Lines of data
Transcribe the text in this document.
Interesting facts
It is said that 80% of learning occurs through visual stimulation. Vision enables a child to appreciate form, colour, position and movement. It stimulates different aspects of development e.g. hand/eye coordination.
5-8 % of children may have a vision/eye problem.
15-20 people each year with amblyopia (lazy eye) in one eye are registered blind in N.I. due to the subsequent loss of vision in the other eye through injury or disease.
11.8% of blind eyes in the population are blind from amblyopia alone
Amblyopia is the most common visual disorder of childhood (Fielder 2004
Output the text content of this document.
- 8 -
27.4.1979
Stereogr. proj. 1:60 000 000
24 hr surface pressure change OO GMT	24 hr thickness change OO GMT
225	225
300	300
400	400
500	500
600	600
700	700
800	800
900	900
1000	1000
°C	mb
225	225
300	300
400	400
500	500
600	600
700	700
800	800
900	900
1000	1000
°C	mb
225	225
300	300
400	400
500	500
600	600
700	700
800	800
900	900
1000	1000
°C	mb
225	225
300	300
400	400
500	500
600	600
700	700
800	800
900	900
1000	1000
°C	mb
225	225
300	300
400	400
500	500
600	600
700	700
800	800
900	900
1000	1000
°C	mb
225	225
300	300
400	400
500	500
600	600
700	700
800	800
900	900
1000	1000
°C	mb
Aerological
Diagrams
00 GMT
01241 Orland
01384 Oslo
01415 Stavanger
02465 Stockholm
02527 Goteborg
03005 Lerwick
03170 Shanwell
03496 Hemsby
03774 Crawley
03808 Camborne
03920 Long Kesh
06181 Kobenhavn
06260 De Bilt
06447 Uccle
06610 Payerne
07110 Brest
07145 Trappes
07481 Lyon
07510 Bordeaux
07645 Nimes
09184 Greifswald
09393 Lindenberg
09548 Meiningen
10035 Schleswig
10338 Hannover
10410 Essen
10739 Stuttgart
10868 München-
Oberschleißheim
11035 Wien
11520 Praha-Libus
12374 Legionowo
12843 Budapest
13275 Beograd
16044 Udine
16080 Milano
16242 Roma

**STATED TASK**
Give the number of lines in the records that contain the string "text", with no other output.

**ANSWER TO THIS PROBLEM**
2